Collection entries
────
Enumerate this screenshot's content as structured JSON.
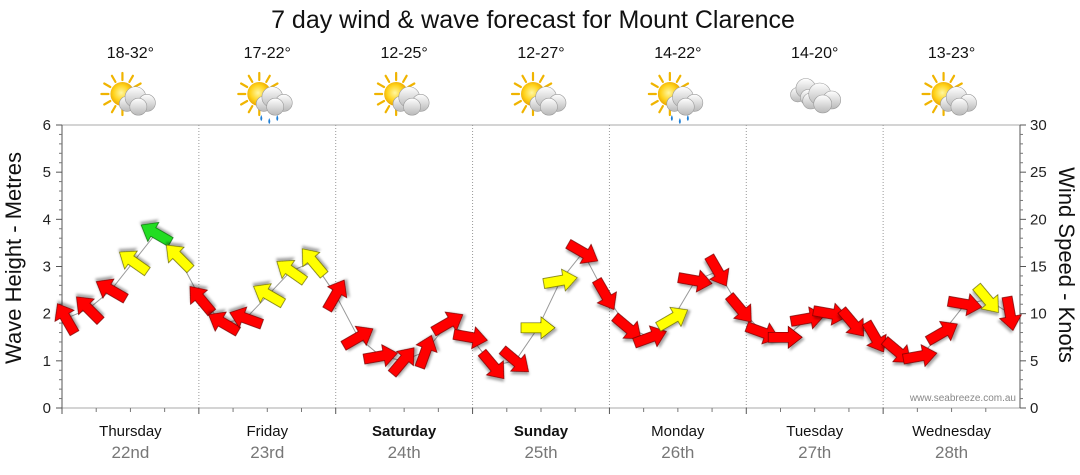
{
  "chart_data": {
    "type": "line",
    "title": "7 day wind & wave forecast for Mount Clarence",
    "ylabel_left": "Wave Height - Metres",
    "ylabel_right": "Wind Speed - Knots",
    "ylim_left": [
      0,
      6
    ],
    "ylim_right": [
      0,
      30
    ],
    "yticks_left": [
      "0",
      "1",
      "2",
      "3",
      "4",
      "5",
      "6"
    ],
    "yticks_right": [
      "0",
      "5",
      "10",
      "15",
      "20",
      "25",
      "30"
    ],
    "grid": true,
    "credit": "www.seabreeze.com.au",
    "days": [
      {
        "name": "Thursday",
        "date": "22nd",
        "temp": "18-32°",
        "weather": "partly-cloudy-icon",
        "bold": false
      },
      {
        "name": "Friday",
        "date": "23rd",
        "temp": "17-22°",
        "weather": "shower-icon",
        "bold": false
      },
      {
        "name": "Saturday",
        "date": "24th",
        "temp": "12-25°",
        "weather": "partly-cloudy-icon",
        "bold": true
      },
      {
        "name": "Sunday",
        "date": "25th",
        "temp": "12-27°",
        "weather": "partly-cloudy-icon",
        "bold": true
      },
      {
        "name": "Monday",
        "date": "26th",
        "temp": "14-22°",
        "weather": "shower-icon",
        "bold": false
      },
      {
        "name": "Tuesday",
        "date": "27th",
        "temp": "14-20°",
        "weather": "cloudy-icon",
        "bold": false
      },
      {
        "name": "Wednesday",
        "date": "28th",
        "temp": "13-23°",
        "weather": "partly-cloudy-icon",
        "bold": false
      }
    ],
    "wave_height_m": [
      1.9,
      2.1,
      2.5,
      3.1,
      3.7,
      3.2,
      2.3,
      1.8,
      1.9,
      2.4,
      2.9,
      3.1,
      2.4,
      1.5,
      1.1,
      1.0,
      1.2,
      1.8,
      1.5,
      0.9,
      1.0,
      1.7,
      2.7,
      3.3,
      2.4,
      1.7,
      1.5,
      1.9,
      2.7,
      2.9,
      2.1,
      1.6,
      1.5,
      1.9,
      2.0,
      1.8,
      1.5,
      1.2,
      1.1,
      1.6,
      2.2,
      2.3,
      2.0
    ],
    "wind_kn": [
      11,
      9,
      12,
      17,
      19,
      15,
      9,
      9,
      10,
      14,
      16,
      13,
      7,
      5,
      4,
      6,
      9,
      5,
      4,
      5,
      8,
      14,
      16,
      10,
      7,
      6,
      11,
      14,
      10,
      6,
      6,
      7,
      9,
      10,
      9,
      6,
      5,
      5,
      6,
      9,
      12,
      13,
      9
    ],
    "wind_dir_deg": [
      330,
      315,
      300,
      305,
      300,
      315,
      320,
      300,
      290,
      300,
      305,
      320,
      30,
      60,
      80,
      40,
      20,
      60,
      100,
      140,
      130,
      90,
      80,
      120,
      150,
      130,
      70,
      60,
      100,
      150,
      140,
      110,
      90,
      80,
      100,
      140,
      150,
      130,
      80,
      60,
      100,
      140,
      170
    ],
    "wind_color_scale": [
      {
        "max": 12,
        "color": "#ff0000"
      },
      {
        "max": 18,
        "color": "#ffff00"
      },
      {
        "max": 99,
        "color": "#22dd22"
      }
    ]
  }
}
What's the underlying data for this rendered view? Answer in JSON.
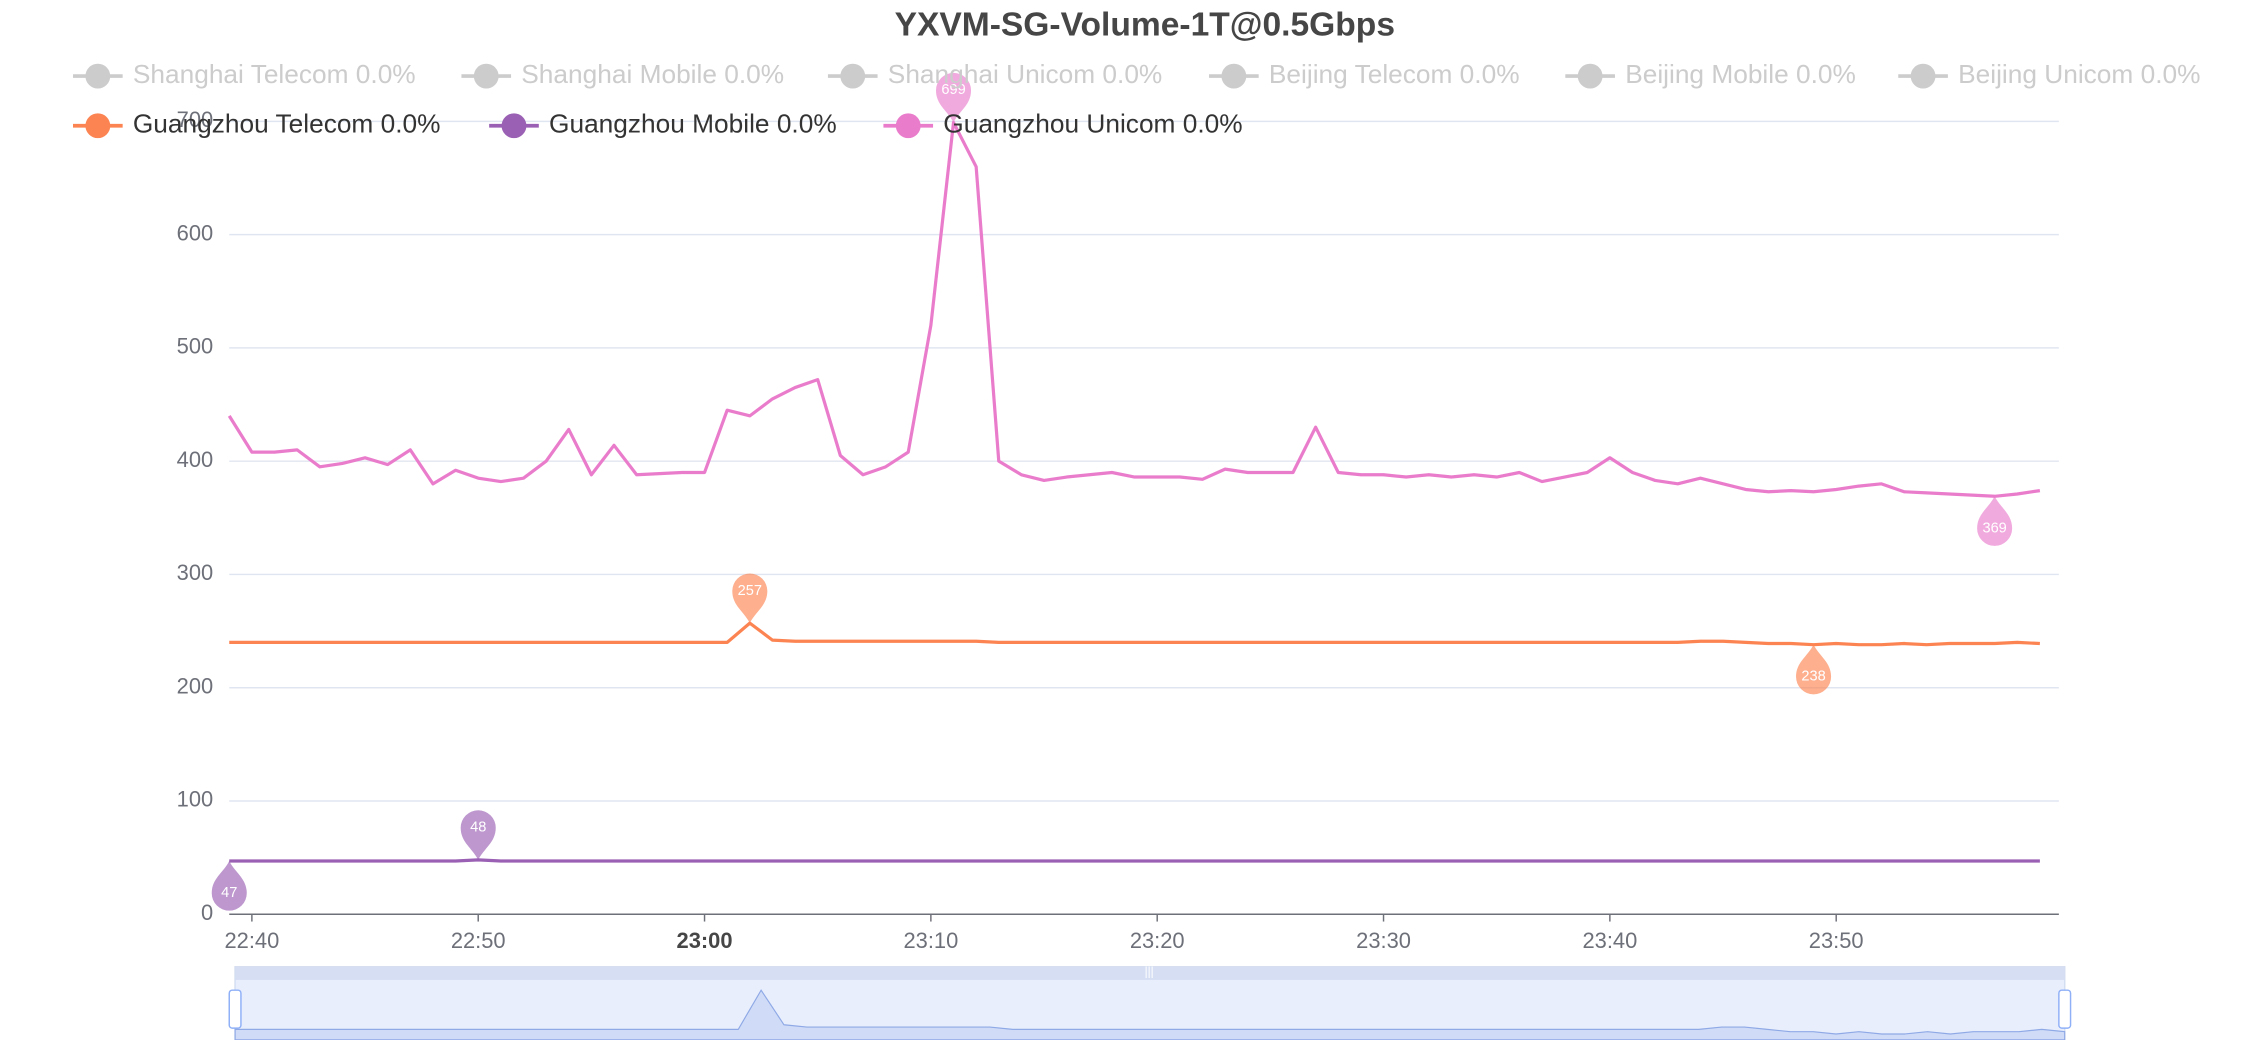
{
  "chart_data": {
    "type": "line",
    "title": "YXVM-SG-Volume-1T@0.5Gbps",
    "x": [
      "22:39",
      "22:40",
      "22:41",
      "22:42",
      "22:43",
      "22:44",
      "22:45",
      "22:46",
      "22:47",
      "22:48",
      "22:49",
      "22:50",
      "22:51",
      "22:52",
      "22:53",
      "22:54",
      "22:55",
      "22:56",
      "22:57",
      "22:58",
      "22:59",
      "23:00",
      "23:01",
      "23:02",
      "23:03",
      "23:04",
      "23:05",
      "23:06",
      "23:07",
      "23:08",
      "23:09",
      "23:10",
      "23:11",
      "23:12",
      "23:13",
      "23:14",
      "23:15",
      "23:16",
      "23:17",
      "23:18",
      "23:19",
      "23:20",
      "23:21",
      "23:22",
      "23:23",
      "23:24",
      "23:25",
      "23:26",
      "23:27",
      "23:28",
      "23:29",
      "23:30",
      "23:31",
      "23:32",
      "23:33",
      "23:34",
      "23:35",
      "23:36",
      "23:37",
      "23:38",
      "23:39",
      "23:40",
      "23:41",
      "23:42",
      "23:43",
      "23:44",
      "23:45",
      "23:46",
      "23:47",
      "23:48",
      "23:49",
      "23:50",
      "23:51",
      "23:52",
      "23:53",
      "23:54",
      "23:55",
      "23:56",
      "23:57",
      "23:58",
      "23:59"
    ],
    "xlim": [
      "22:39",
      "23:59"
    ],
    "xticks": [
      "22:40",
      "22:50",
      "23:00",
      "23:10",
      "23:20",
      "23:30",
      "23:40",
      "23:50"
    ],
    "ylim": [
      0,
      700
    ],
    "yticks": [
      0,
      100,
      200,
      300,
      400,
      500,
      600,
      700
    ],
    "grid": true,
    "series": [
      {
        "name": "Shanghai Telecom 0.0%",
        "color": "#cccccc",
        "selected": false
      },
      {
        "name": "Shanghai Mobile 0.0%",
        "color": "#cccccc",
        "selected": false
      },
      {
        "name": "Shanghai Unicom 0.0%",
        "color": "#cccccc",
        "selected": false
      },
      {
        "name": "Beijing Telecom 0.0%",
        "color": "#cccccc",
        "selected": false
      },
      {
        "name": "Beijing Mobile 0.0%",
        "color": "#cccccc",
        "selected": false
      },
      {
        "name": "Beijing Unicom 0.0%",
        "color": "#cccccc",
        "selected": false
      },
      {
        "name": "Guangzhou Telecom 0.0%",
        "color": "#fc8452",
        "selected": true,
        "values": [
          240,
          240,
          240,
          240,
          240,
          240,
          240,
          240,
          240,
          240,
          240,
          240,
          240,
          240,
          240,
          240,
          240,
          240,
          240,
          240,
          240,
          240,
          240,
          257,
          242,
          241,
          241,
          241,
          241,
          241,
          241,
          241,
          241,
          241,
          240,
          240,
          240,
          240,
          240,
          240,
          240,
          240,
          240,
          240,
          240,
          240,
          240,
          240,
          240,
          240,
          240,
          240,
          240,
          240,
          240,
          240,
          240,
          240,
          240,
          240,
          240,
          240,
          240,
          240,
          240,
          241,
          241,
          240,
          239,
          239,
          238,
          239,
          238,
          238,
          239,
          238,
          239,
          239,
          239,
          240,
          239
        ]
      },
      {
        "name": "Guangzhou Mobile 0.0%",
        "color": "#9a60b4",
        "selected": true,
        "values": [
          47,
          47,
          47,
          47,
          47,
          47,
          47,
          47,
          47,
          47,
          47,
          48,
          47,
          47,
          47,
          47,
          47,
          47,
          47,
          47,
          47,
          47,
          47,
          47,
          47,
          47,
          47,
          47,
          47,
          47,
          47,
          47,
          47,
          47,
          47,
          47,
          47,
          47,
          47,
          47,
          47,
          47,
          47,
          47,
          47,
          47,
          47,
          47,
          47,
          47,
          47,
          47,
          47,
          47,
          47,
          47,
          47,
          47,
          47,
          47,
          47,
          47,
          47,
          47,
          47,
          47,
          47,
          47,
          47,
          47,
          47,
          47,
          47,
          47,
          47,
          47,
          47,
          47,
          47,
          47,
          47
        ]
      },
      {
        "name": "Guangzhou Unicom 0.0%",
        "color": "#ea7ccc",
        "selected": true,
        "values": [
          440,
          408,
          408,
          410,
          395,
          398,
          403,
          397,
          410,
          380,
          392,
          385,
          382,
          385,
          400,
          428,
          388,
          414,
          388,
          389,
          390,
          390,
          445,
          440,
          455,
          465,
          472,
          405,
          388,
          395,
          408,
          520,
          699,
          660,
          400,
          388,
          383,
          386,
          388,
          390,
          386,
          386,
          386,
          384,
          393,
          390,
          390,
          390,
          430,
          390,
          388,
          388,
          386,
          388,
          386,
          388,
          386,
          390,
          382,
          386,
          390,
          403,
          390,
          383,
          380,
          385,
          380,
          375,
          373,
          374,
          373,
          375,
          378,
          380,
          373,
          372,
          371,
          370,
          369,
          371,
          374
        ]
      }
    ]
  }
}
────
The request: Scan the data above; copy every line where "Shanghai" appears.

Result for this task:
        "name": "Shanghai Telecom 0.0%",
        "name": "Shanghai Mobile 0.0%",
        "name": "Shanghai Unicom 0.0%",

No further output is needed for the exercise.